# Sentence Pair Classfication with BERT using a Cloud TPU

## Overview

**BERT**, or Bidirectional Embedding Representations from Transformers, is a new method of pre-training language representations which obtains state-of-the-art results on a wide array of Natural Language Processing (NLP) tasks. The academic paper can be found here: https://arxiv.org/abs/1810.04805.

This Colab demonstates the steps of fine-tuning a sentence and sentence-pair classification tasks built on top of pretrained BERT models (from  [TF Hub](https://www.tensorflow.org/hub)) and 
run predictions on tuned model.

▸ Direction 1
According to the BERT overview, where do the pretrained BERT models used in the demonstration come from?
▸ Direction 2
Copy the passage of the BERT overview starting at "## Overview" and ending at "found here: https://arxiv.org/abs/1810.04805.".

▸ Data entries

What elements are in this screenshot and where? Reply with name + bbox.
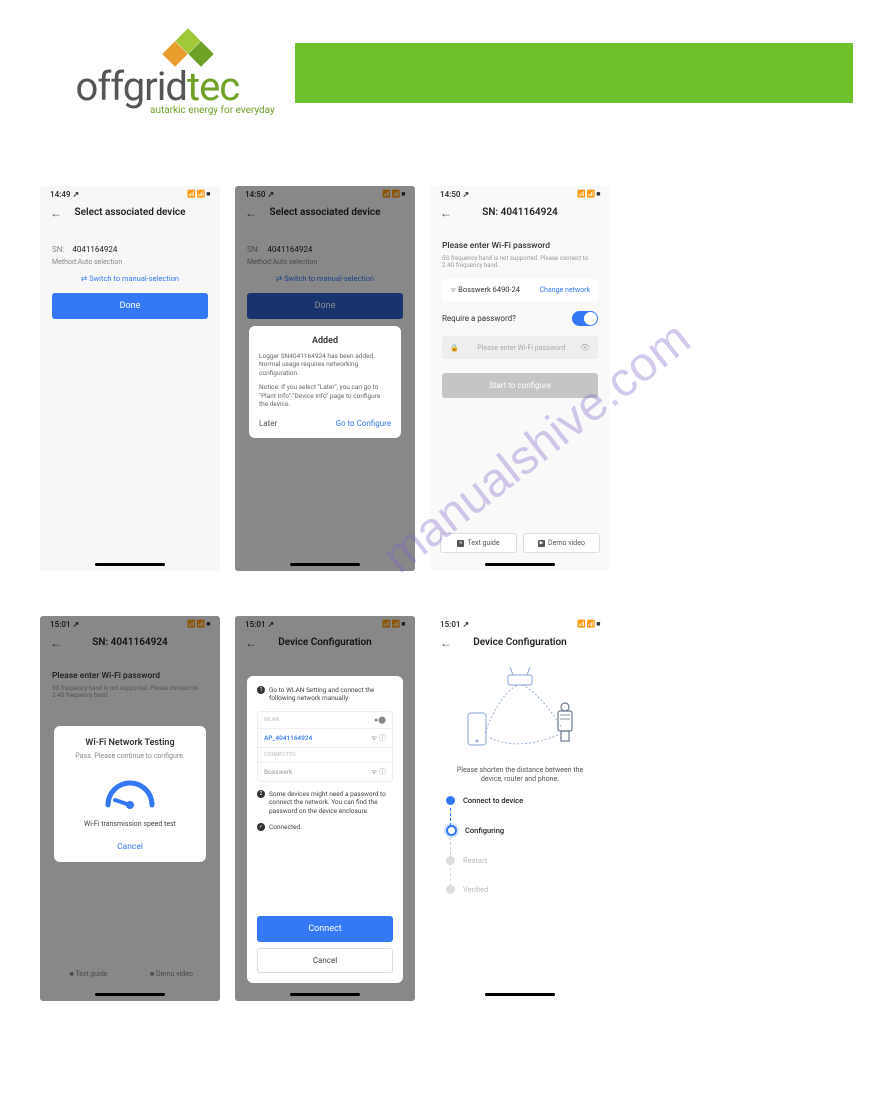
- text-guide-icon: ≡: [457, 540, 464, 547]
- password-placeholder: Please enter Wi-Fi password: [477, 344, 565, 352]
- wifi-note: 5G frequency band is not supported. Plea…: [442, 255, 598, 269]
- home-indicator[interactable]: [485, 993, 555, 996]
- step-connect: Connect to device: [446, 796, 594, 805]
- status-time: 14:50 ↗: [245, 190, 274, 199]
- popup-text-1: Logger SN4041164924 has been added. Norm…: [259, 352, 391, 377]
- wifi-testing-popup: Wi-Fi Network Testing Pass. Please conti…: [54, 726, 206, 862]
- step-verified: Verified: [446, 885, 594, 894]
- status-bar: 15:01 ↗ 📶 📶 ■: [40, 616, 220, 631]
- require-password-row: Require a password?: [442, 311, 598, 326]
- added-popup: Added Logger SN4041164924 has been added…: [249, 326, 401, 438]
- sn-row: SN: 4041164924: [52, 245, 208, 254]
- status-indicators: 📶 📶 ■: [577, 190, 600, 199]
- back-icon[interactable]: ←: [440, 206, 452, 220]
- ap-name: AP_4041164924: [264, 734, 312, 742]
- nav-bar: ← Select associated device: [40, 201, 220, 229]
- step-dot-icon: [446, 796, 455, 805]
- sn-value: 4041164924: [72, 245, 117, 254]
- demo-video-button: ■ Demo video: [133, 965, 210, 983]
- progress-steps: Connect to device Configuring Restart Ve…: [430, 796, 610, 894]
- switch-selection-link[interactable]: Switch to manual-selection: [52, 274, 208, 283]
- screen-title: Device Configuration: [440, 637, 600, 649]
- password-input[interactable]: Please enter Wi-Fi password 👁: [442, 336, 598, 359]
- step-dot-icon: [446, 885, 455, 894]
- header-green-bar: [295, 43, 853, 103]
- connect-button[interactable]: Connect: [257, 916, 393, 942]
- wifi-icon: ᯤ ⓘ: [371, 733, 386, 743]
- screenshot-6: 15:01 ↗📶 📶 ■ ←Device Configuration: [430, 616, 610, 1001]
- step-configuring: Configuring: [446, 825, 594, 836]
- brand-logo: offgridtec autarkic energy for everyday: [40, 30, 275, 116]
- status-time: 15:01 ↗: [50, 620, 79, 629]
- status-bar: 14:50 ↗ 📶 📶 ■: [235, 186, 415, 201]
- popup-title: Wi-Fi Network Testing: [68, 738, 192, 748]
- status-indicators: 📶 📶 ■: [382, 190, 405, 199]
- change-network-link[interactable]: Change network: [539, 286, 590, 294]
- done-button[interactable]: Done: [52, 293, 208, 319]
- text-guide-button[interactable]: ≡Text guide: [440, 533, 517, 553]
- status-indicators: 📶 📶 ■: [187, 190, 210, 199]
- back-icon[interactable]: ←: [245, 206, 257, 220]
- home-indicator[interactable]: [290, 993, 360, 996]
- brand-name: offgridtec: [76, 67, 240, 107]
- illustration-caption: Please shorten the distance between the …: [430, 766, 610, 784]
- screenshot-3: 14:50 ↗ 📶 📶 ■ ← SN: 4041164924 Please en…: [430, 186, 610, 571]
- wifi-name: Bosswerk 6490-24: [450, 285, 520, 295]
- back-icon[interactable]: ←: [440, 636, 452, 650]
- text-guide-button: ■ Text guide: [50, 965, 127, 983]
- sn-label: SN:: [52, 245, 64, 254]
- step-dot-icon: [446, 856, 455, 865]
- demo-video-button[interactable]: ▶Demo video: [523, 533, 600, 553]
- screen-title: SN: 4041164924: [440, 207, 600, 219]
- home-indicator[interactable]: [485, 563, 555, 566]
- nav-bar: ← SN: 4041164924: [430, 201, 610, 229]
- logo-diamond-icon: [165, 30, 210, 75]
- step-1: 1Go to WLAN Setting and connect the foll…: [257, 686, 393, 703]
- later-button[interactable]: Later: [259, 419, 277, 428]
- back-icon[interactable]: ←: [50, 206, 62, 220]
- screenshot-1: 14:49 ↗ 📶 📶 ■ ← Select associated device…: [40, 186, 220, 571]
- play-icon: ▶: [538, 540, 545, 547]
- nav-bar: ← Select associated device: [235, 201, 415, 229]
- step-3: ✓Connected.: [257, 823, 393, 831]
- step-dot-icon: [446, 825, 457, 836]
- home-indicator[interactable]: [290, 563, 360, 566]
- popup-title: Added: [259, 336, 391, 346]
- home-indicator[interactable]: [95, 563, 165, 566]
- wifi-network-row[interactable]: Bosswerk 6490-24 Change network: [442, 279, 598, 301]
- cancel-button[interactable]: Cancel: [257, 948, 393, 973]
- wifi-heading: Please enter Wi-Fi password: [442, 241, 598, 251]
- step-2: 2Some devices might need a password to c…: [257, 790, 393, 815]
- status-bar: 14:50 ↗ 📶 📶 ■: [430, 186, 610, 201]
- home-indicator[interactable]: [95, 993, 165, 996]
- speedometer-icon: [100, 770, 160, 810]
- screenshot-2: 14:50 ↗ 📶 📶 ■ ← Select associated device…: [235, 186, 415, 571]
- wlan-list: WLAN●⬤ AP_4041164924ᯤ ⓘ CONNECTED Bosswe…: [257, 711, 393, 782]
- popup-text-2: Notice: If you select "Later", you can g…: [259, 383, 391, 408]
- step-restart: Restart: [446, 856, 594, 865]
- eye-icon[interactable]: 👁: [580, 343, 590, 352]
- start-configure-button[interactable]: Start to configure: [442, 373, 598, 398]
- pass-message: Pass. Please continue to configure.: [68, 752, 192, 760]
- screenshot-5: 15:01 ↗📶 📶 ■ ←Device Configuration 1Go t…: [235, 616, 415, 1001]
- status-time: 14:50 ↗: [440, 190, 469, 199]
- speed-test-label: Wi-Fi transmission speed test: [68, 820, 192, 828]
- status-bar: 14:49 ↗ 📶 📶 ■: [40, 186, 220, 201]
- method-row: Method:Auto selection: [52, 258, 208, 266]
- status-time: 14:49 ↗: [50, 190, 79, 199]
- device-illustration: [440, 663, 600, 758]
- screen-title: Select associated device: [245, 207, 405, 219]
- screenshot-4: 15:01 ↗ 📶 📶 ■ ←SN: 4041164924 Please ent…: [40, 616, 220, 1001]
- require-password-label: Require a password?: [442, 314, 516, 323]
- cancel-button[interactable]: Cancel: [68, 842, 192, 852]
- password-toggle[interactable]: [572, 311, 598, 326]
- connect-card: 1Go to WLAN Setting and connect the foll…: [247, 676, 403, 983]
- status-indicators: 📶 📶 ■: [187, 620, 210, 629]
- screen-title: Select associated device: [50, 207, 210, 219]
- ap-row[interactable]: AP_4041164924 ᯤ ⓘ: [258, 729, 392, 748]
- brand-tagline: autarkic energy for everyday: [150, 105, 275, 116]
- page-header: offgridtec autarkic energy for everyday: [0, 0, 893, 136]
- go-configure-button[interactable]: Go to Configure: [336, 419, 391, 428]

▸ Written solution 1
TF Hub

▸ Written solution 2
## Overview

**BERT**, or Bidirectional Embedding Representations from Transformers, is a new method of pre-training language representations which obtains state-of-the-art results on a wide array of Natural Language Processing (NLP) tasks. The academic paper can be found here: https://arxiv.org/abs/1810.04805.